Copy out the lines that have "xlabel" in them.

[Figure record extracts]
— START —

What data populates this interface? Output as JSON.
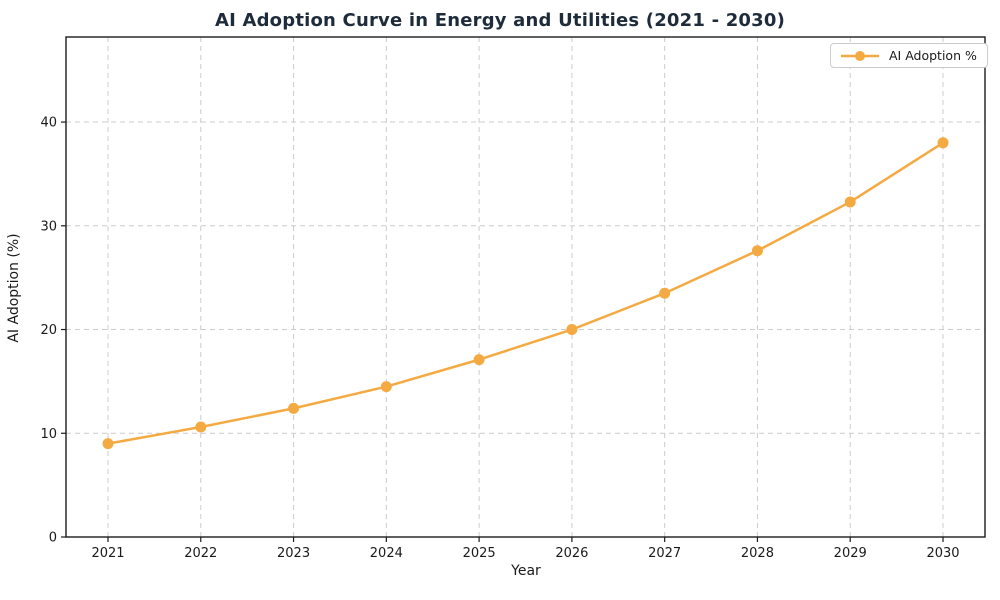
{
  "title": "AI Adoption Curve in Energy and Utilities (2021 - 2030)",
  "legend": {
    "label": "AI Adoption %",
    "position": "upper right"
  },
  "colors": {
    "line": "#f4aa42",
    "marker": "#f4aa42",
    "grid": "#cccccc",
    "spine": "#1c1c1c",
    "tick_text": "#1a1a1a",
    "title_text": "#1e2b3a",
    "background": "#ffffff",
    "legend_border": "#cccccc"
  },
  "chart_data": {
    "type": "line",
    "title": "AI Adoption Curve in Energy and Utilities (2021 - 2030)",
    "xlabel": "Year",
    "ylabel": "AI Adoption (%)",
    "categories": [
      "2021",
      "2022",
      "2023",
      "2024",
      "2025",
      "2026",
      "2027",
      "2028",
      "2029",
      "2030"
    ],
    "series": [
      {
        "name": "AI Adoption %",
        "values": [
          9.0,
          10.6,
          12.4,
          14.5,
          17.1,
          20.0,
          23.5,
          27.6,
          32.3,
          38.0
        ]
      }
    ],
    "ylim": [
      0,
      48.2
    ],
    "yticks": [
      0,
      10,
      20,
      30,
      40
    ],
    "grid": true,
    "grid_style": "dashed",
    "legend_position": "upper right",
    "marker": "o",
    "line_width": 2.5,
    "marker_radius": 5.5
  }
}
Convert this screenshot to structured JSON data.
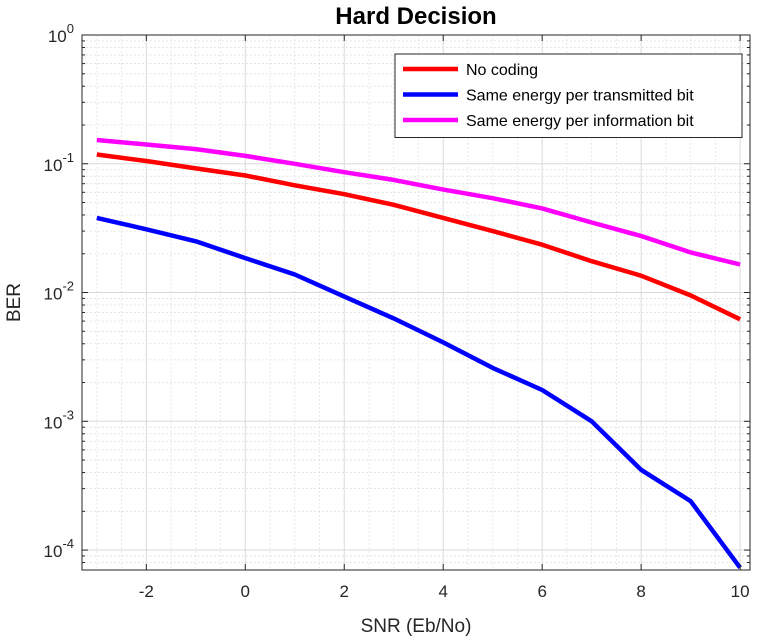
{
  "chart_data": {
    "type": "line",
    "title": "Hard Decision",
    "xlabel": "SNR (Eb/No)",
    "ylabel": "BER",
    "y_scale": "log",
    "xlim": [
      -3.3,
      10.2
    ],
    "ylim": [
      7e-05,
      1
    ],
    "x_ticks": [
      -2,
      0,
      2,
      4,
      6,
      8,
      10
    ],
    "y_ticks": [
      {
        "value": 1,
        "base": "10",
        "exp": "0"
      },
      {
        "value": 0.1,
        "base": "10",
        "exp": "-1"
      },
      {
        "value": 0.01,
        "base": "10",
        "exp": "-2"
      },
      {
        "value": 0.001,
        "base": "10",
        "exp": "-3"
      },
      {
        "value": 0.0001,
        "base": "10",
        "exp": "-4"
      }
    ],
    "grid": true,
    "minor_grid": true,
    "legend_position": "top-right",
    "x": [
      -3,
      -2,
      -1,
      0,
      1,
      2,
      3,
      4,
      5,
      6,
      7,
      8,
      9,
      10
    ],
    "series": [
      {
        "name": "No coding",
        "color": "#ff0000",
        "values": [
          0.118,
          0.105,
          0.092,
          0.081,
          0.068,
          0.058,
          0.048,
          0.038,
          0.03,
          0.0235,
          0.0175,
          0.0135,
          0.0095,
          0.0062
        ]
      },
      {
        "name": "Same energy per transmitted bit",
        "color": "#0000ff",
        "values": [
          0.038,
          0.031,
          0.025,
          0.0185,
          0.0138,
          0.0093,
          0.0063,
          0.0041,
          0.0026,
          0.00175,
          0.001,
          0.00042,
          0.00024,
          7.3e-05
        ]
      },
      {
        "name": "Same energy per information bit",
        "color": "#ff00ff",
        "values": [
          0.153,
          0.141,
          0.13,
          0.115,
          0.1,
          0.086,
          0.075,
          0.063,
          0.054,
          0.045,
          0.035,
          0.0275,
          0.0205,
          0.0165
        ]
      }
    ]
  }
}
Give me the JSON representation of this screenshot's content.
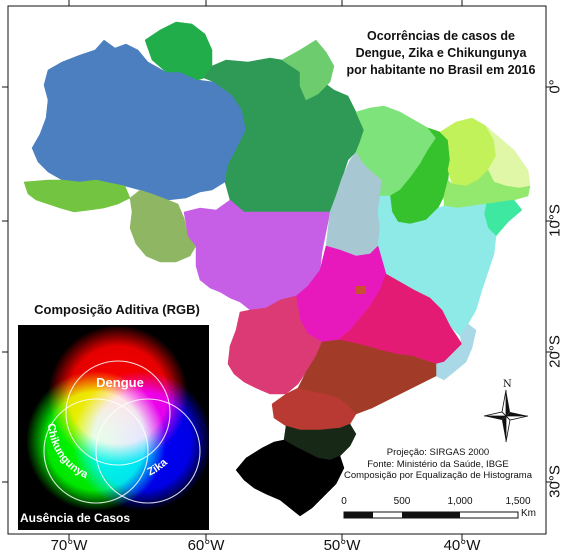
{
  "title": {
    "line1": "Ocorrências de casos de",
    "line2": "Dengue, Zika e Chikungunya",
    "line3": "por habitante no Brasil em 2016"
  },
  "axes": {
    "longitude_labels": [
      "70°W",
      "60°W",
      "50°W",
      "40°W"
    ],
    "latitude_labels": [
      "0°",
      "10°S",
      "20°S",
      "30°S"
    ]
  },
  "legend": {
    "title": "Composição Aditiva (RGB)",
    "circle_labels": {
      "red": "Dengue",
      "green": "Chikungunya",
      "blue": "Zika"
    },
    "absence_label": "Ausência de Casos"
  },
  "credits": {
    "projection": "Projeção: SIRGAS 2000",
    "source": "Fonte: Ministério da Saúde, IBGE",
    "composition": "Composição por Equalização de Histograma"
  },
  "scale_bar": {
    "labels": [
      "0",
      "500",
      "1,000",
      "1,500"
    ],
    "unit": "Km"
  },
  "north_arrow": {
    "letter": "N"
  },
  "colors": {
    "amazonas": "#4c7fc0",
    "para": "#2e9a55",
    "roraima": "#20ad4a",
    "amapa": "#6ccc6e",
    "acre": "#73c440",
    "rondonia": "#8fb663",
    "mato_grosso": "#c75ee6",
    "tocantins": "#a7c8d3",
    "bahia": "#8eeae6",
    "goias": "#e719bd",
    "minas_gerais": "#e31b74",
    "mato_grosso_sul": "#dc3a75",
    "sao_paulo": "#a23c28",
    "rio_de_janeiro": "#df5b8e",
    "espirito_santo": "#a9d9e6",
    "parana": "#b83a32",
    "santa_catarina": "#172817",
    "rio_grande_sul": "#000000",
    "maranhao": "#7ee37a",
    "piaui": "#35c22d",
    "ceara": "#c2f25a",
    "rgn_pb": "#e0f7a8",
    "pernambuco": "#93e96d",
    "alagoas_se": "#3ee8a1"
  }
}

— END —
— START —

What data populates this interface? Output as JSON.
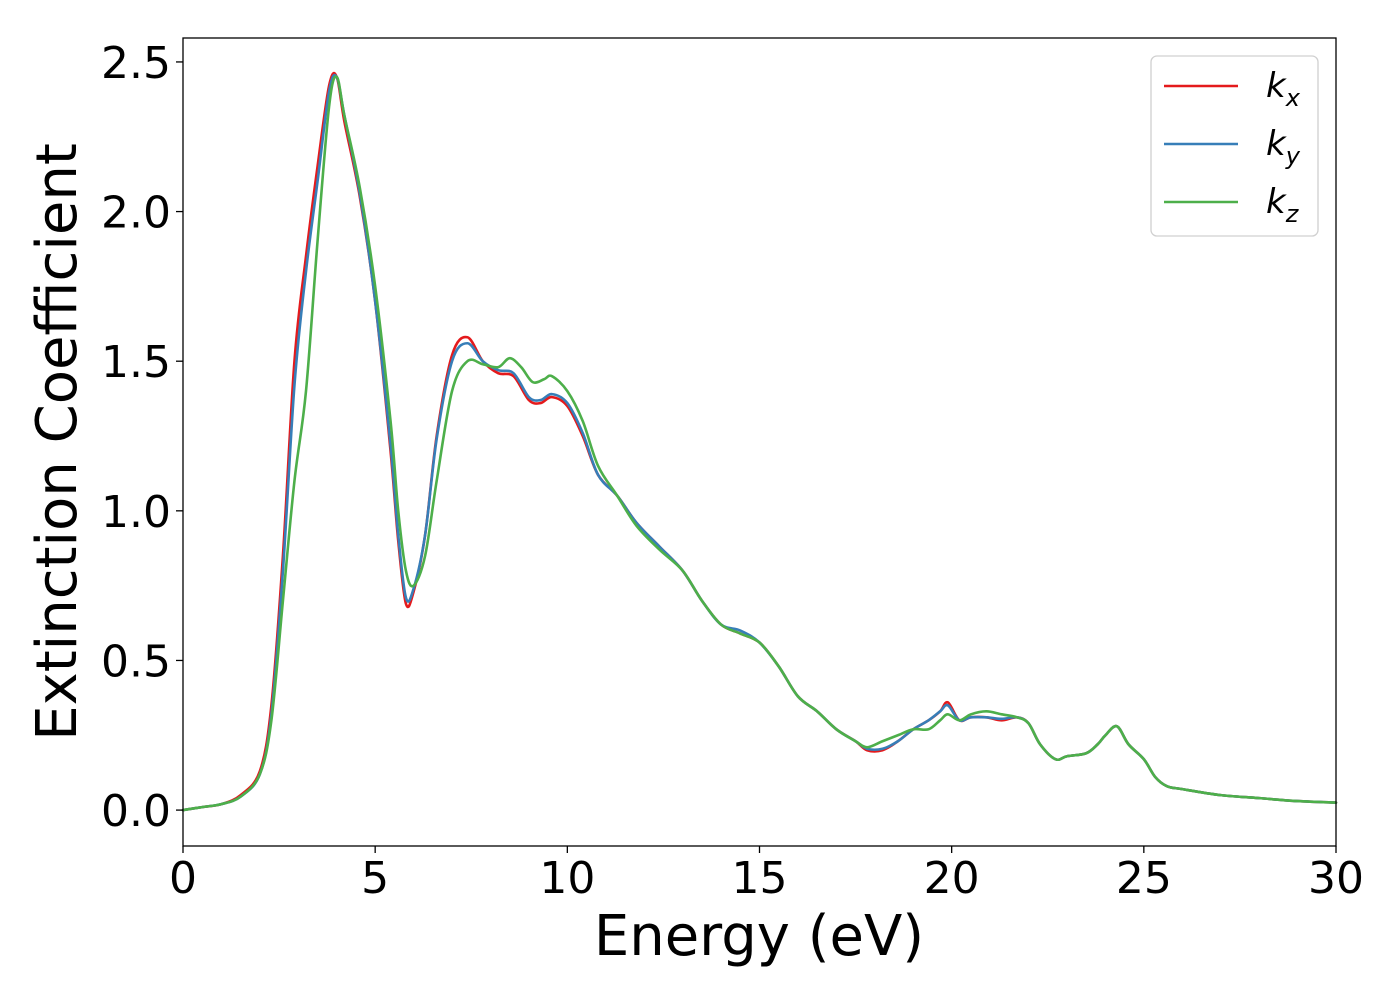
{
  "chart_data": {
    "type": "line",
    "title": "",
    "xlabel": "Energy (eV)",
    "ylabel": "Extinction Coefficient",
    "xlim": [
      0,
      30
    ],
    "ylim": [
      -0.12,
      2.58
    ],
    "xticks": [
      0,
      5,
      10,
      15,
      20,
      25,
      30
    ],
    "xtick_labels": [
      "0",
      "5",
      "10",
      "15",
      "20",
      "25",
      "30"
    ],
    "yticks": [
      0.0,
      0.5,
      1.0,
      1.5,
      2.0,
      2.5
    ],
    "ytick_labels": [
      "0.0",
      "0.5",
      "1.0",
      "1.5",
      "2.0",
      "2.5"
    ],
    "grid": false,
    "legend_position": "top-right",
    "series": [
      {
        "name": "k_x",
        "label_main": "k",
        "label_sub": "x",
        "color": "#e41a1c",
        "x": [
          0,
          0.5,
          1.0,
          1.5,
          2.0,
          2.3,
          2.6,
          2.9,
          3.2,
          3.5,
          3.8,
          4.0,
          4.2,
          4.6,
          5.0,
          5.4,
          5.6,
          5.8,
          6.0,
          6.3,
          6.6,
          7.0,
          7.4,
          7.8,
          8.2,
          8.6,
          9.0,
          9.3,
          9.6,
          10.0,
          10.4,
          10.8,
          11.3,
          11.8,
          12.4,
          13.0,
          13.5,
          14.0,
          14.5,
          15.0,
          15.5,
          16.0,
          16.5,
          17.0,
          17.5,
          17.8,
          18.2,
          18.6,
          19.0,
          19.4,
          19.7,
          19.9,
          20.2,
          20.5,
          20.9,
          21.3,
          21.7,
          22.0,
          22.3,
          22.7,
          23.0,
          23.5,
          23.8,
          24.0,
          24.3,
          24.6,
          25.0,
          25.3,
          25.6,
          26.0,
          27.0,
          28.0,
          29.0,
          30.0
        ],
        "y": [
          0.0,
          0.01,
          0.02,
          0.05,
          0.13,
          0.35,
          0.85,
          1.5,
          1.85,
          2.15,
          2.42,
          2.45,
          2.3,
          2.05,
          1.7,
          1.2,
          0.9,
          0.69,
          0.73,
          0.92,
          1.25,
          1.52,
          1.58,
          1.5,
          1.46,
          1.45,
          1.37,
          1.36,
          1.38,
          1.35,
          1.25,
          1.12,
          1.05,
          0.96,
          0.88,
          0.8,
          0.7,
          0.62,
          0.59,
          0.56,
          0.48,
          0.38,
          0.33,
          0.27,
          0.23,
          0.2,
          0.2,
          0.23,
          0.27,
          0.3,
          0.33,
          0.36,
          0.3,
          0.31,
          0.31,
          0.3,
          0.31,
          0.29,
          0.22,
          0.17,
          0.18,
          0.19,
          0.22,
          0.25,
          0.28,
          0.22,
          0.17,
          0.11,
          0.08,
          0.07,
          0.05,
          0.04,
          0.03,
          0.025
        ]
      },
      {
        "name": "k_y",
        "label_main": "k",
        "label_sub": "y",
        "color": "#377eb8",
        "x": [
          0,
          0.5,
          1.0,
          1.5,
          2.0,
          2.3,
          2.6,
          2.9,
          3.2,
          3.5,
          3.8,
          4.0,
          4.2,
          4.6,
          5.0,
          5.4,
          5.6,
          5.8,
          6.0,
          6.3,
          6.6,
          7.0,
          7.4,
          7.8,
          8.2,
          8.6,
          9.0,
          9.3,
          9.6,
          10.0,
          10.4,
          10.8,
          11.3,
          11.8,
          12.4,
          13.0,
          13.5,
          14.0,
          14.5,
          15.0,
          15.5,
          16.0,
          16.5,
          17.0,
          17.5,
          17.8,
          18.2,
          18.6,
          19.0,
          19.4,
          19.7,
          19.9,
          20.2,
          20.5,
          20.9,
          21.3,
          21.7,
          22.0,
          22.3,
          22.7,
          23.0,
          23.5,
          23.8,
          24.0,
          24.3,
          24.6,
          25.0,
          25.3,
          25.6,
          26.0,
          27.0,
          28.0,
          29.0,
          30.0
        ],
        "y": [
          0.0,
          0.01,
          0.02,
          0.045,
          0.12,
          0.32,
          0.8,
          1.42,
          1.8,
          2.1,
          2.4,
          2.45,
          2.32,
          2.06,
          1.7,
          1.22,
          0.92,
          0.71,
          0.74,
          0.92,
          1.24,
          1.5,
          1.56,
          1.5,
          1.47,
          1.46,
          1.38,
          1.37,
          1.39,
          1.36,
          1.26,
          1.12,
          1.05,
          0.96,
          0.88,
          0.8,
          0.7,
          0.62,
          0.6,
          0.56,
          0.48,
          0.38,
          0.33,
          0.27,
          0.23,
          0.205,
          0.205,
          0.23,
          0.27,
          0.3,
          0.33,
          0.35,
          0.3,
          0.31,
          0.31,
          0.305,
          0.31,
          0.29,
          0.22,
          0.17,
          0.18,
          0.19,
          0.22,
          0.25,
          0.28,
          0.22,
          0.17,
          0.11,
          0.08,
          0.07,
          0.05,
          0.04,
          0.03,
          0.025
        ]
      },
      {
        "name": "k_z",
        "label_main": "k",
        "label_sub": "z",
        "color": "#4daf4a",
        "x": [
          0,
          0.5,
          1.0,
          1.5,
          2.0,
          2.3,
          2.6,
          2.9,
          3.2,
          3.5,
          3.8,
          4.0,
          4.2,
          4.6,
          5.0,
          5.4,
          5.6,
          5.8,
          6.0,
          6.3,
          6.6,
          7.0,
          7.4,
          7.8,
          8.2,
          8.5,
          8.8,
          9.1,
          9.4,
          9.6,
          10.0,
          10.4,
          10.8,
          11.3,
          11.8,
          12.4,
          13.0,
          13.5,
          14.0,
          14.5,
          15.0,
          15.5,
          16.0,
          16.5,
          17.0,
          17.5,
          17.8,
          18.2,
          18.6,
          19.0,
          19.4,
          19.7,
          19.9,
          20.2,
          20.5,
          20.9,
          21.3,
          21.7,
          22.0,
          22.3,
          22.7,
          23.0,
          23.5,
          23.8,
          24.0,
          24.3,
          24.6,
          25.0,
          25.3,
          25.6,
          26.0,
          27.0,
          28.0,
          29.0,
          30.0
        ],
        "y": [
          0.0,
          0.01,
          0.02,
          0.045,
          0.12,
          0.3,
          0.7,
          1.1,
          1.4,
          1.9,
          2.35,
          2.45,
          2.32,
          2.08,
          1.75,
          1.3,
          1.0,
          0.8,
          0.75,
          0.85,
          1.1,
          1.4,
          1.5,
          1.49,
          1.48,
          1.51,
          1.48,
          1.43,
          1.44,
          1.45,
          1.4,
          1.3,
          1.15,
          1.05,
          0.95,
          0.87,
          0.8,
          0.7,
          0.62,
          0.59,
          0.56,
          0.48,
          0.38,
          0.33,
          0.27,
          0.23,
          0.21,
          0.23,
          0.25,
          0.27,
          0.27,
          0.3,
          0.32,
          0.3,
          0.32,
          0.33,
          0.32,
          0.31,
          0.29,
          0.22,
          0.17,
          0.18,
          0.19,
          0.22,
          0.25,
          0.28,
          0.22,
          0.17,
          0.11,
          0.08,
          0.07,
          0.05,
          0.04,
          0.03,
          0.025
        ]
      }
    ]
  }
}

— END —

Full output –
    "xlabel": "Year",
    "xlabel": "SNR (Eb/No)",
    "xlabel": "Energy (eV)",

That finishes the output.